■ What is asked
Check every line of the entries for "marker", and copy the lines that hold it.
--- Begin ---
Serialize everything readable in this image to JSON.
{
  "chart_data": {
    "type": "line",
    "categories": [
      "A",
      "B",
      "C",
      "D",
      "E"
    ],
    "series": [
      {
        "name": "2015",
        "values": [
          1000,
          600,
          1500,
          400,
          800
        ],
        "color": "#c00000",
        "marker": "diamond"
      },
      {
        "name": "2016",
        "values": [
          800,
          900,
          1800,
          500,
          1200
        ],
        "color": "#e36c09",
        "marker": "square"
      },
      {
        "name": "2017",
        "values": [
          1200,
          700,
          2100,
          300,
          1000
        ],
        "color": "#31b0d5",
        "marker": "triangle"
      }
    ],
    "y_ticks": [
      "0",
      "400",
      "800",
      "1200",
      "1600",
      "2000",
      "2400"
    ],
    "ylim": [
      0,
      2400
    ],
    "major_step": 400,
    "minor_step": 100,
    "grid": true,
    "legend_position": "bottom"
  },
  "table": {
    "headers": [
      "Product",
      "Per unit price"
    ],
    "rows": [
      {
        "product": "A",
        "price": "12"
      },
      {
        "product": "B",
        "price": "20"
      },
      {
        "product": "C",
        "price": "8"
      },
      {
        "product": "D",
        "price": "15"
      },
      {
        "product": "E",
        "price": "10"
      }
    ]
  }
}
--- End ---
■ Task answer
        "marker": "diamond"
        "marker": "square"
        "marker": "triangle"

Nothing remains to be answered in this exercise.